* Written instruction *
Transcribe each line exactly.

* Provided data *
:::
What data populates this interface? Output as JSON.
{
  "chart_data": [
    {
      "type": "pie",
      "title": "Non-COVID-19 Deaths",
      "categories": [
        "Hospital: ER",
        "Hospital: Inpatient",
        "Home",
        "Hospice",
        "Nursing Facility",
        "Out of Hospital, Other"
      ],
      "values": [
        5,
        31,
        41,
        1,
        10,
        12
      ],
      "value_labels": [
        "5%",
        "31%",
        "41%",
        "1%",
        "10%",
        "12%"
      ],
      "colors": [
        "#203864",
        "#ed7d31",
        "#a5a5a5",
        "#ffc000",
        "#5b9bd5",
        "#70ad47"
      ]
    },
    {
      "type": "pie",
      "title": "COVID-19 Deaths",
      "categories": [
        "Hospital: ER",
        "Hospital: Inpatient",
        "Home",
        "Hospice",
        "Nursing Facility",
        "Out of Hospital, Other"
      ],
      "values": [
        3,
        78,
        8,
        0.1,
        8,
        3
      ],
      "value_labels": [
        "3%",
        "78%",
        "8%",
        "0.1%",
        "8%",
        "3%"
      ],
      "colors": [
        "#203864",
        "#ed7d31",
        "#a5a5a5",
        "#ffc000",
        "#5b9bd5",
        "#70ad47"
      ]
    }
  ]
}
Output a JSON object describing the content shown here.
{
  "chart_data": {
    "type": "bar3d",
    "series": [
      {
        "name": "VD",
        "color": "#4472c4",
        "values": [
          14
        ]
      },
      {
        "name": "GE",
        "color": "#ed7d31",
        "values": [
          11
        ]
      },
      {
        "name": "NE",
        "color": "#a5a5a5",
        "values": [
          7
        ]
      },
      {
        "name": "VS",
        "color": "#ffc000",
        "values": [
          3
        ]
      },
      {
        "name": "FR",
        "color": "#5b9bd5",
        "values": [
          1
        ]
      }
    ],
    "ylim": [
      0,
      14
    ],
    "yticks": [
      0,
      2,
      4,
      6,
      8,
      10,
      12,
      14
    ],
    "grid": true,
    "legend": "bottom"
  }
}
:::
* Exercise response *
What data populates this interface? Output as JSON.
{
  "chart_data": [
    {
      "type": "pie",
      "title": "Non-COVID-19 Deaths",
      "categories": [
        "Hospital: ER",
        "Hospital: Inpatient",
        "Home",
        "Hospice",
        "Nursing Facility",
        "Out of Hospital, Other"
      ],
      "values": [
        5,
        31,
        41,
        1,
        10,
        12
      ],
      "value_labels": [
        "5%",
        "31%",
        "41%",
        "1%",
        "10%",
        "12%"
      ],
      "colors": [
        "#203864",
        "#ed7d31",
        "#a5a5a5",
        "#ffc000",
        "#5b9bd5",
        "#70ad47"
      ]
    },
    {
      "type": "pie",
      "title": "COVID-19 Deaths",
      "categories": [
        "Hospital: ER",
        "Hospital: Inpatient",
        "Home",
        "Hospice",
        "Nursing Facility",
        "Out of Hospital, Other"
      ],
      "values": [
        3,
        78,
        8,
        0.1,
        8,
        3
      ],
      "value_labels": [
        "3%",
        "78%",
        "8%",
        "0.1%",
        "8%",
        "3%"
      ],
      "colors": [
        "#203864",
        "#ed7d31",
        "#a5a5a5",
        "#ffc000",
        "#5b9bd5",
        "#70ad47"
      ]
    }
  ]
}
Output a JSON object describing the content shown here.
{
  "chart_data": {
    "type": "bar3d",
    "series": [
      {
        "name": "VD",
        "color": "#4472c4",
        "values": [
          14
        ]
      },
      {
        "name": "GE",
        "color": "#ed7d31",
        "values": [
          11
        ]
      },
      {
        "name": "NE",
        "color": "#a5a5a5",
        "values": [
          7
        ]
      },
      {
        "name": "VS",
        "color": "#ffc000",
        "values": [
          3
        ]
      },
      {
        "name": "FR",
        "color": "#5b9bd5",
        "values": [
          1
        ]
      }
    ],
    "ylim": [
      0,
      14
    ],
    "yticks": [
      0,
      2,
      4,
      6,
      8,
      10,
      12,
      14
    ],
    "grid": true,
    "legend": "bottom"
  }
}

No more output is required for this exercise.